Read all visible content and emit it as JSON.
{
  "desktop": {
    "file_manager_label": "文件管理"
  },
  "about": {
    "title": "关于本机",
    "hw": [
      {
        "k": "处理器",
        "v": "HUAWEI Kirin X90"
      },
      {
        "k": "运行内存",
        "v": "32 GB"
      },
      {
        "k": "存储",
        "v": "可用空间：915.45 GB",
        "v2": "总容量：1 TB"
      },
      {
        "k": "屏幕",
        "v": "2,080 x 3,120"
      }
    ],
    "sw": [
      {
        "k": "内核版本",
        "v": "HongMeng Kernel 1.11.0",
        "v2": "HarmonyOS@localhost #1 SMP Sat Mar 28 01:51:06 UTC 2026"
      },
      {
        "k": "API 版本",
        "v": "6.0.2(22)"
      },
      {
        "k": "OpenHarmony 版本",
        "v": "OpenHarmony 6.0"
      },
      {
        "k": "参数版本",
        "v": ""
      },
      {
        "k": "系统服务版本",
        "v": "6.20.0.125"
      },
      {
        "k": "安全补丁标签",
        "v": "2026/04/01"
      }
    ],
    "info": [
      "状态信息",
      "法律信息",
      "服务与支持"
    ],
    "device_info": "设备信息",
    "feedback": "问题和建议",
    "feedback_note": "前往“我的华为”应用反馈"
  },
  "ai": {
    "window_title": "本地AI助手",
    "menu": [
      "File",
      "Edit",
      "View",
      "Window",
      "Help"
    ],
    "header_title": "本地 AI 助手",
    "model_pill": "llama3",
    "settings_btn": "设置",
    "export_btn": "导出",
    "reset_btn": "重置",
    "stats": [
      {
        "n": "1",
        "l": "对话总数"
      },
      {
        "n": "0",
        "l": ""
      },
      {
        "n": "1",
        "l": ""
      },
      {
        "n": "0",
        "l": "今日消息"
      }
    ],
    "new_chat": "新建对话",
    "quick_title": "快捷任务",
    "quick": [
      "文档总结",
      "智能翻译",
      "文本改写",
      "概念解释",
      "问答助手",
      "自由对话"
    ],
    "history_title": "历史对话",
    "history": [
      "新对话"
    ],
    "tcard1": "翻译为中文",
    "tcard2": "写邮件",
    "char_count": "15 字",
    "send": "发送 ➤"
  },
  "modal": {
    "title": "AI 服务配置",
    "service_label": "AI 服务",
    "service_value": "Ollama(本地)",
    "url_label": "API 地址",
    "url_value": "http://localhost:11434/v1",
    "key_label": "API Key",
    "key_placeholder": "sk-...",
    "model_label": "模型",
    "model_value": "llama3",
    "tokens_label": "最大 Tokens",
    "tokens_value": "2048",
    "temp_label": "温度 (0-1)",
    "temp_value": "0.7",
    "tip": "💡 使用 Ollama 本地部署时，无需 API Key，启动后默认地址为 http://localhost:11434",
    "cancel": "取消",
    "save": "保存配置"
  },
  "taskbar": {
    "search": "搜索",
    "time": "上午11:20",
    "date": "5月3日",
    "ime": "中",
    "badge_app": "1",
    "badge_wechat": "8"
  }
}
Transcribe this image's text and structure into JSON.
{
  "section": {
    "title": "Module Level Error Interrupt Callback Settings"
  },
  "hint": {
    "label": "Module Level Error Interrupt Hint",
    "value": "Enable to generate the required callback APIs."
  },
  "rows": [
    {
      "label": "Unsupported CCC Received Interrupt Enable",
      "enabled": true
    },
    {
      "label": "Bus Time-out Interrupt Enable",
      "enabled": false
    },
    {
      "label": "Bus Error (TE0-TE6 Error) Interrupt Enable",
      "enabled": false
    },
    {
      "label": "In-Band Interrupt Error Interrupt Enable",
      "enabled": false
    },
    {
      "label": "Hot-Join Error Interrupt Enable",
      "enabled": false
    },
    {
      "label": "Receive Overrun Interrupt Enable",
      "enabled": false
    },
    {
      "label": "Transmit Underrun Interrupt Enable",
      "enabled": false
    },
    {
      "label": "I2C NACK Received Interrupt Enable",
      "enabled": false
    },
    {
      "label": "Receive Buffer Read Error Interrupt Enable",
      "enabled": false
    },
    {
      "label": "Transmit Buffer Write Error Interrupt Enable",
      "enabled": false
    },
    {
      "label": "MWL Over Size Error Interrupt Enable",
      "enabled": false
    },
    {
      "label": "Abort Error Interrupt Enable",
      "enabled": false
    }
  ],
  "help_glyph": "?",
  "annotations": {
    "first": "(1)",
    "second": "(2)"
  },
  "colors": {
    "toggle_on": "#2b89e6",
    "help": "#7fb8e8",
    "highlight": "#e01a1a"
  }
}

> **Exercise directions**
Take the records above and return them exactly as written.

> **Full solution**
Read all visible content and emit it as JSON.
{
  "desktop": {
    "file_manager_label": "文件管理"
  },
  "about": {
    "title": "关于本机",
    "hw": [
      {
        "k": "处理器",
        "v": "HUAWEI Kirin X90"
      },
      {
        "k": "运行内存",
        "v": "32 GB"
      },
      {
        "k": "存储",
        "v": "可用空间：915.45 GB",
        "v2": "总容量：1 TB"
      },
      {
        "k": "屏幕",
        "v": "2,080 x 3,120"
      }
    ],
    "sw": [
      {
        "k": "内核版本",
        "v": "HongMeng Kernel 1.11.0",
        "v2": "HarmonyOS@localhost #1 SMP Sat Mar 28 01:51:06 UTC 2026"
      },
      {
        "k": "API 版本",
        "v": "6.0.2(22)"
      },
      {
        "k": "OpenHarmony 版本",
        "v": "OpenHarmony 6.0"
      },
      {
        "k": "参数版本",
        "v": ""
      },
      {
        "k": "系统服务版本",
        "v": "6.20.0.125"
      },
      {
        "k": "安全补丁标签",
        "v": "2026/04/01"
      }
    ],
    "info": [
      "状态信息",
      "法律信息",
      "服务与支持"
    ],
    "device_info": "设备信息",
    "feedback": "问题和建议",
    "feedback_note": "前往“我的华为”应用反馈"
  },
  "ai": {
    "window_title": "本地AI助手",
    "menu": [
      "File",
      "Edit",
      "View",
      "Window",
      "Help"
    ],
    "header_title": "本地 AI 助手",
    "model_pill": "llama3",
    "settings_btn": "设置",
    "export_btn": "导出",
    "reset_btn": "重置",
    "stats": [
      {
        "n": "1",
        "l": "对话总数"
      },
      {
        "n": "0",
        "l": ""
      },
      {
        "n": "1",
        "l": ""
      },
      {
        "n": "0",
        "l": "今日消息"
      }
    ],
    "new_chat": "新建对话",
    "quick_title": "快捷任务",
    "quick": [
      "文档总结",
      "智能翻译",
      "文本改写",
      "概念解释",
      "问答助手",
      "自由对话"
    ],
    "history_title": "历史对话",
    "history": [
      "新对话"
    ],
    "tcard1": "翻译为中文",
    "tcard2": "写邮件",
    "char_count": "15 字",
    "send": "发送 ➤"
  },
  "modal": {
    "title": "AI 服务配置",
    "service_label": "AI 服务",
    "service_value": "Ollama(本地)",
    "url_label": "API 地址",
    "url_value": "http://localhost:11434/v1",
    "key_label": "API Key",
    "key_placeholder": "sk-...",
    "model_label": "模型",
    "model_value": "llama3",
    "tokens_label": "最大 Tokens",
    "tokens_value": "2048",
    "temp_label": "温度 (0-1)",
    "temp_value": "0.7",
    "tip": "💡 使用 Ollama 本地部署时，无需 API Key，启动后默认地址为 http://localhost:11434",
    "cancel": "取消",
    "save": "保存配置"
  },
  "taskbar": {
    "search": "搜索",
    "time": "上午11:20",
    "date": "5月3日",
    "ime": "中",
    "badge_app": "1",
    "badge_wechat": "8"
  }
}
Transcribe this image's text and structure into JSON.
{
  "section": {
    "title": "Module Level Error Interrupt Callback Settings"
  },
  "hint": {
    "label": "Module Level Error Interrupt Hint",
    "value": "Enable to generate the required callback APIs."
  },
  "rows": [
    {
      "label": "Unsupported CCC Received Interrupt Enable",
      "enabled": true
    },
    {
      "label": "Bus Time-out Interrupt Enable",
      "enabled": false
    },
    {
      "label": "Bus Error (TE0-TE6 Error) Interrupt Enable",
      "enabled": false
    },
    {
      "label": "In-Band Interrupt Error Interrupt Enable",
      "enabled": false
    },
    {
      "label": "Hot-Join Error Interrupt Enable",
      "enabled": false
    },
    {
      "label": "Receive Overrun Interrupt Enable",
      "enabled": false
    },
    {
      "label": "Transmit Underrun Interrupt Enable",
      "enabled": false
    },
    {
      "label": "I2C NACK Received Interrupt Enable",
      "enabled": false
    },
    {
      "label": "Receive Buffer Read Error Interrupt Enable",
      "enabled": false
    },
    {
      "label": "Transmit Buffer Write Error Interrupt Enable",
      "enabled": false
    },
    {
      "label": "MWL Over Size Error Interrupt Enable",
      "enabled": false
    },
    {
      "label": "Abort Error Interrupt Enable",
      "enabled": false
    }
  ],
  "help_glyph": "?",
  "annotations": {
    "first": "(1)",
    "second": "(2)"
  },
  "colors": {
    "toggle_on": "#2b89e6",
    "help": "#7fb8e8",
    "highlight": "#e01a1a"
  }
}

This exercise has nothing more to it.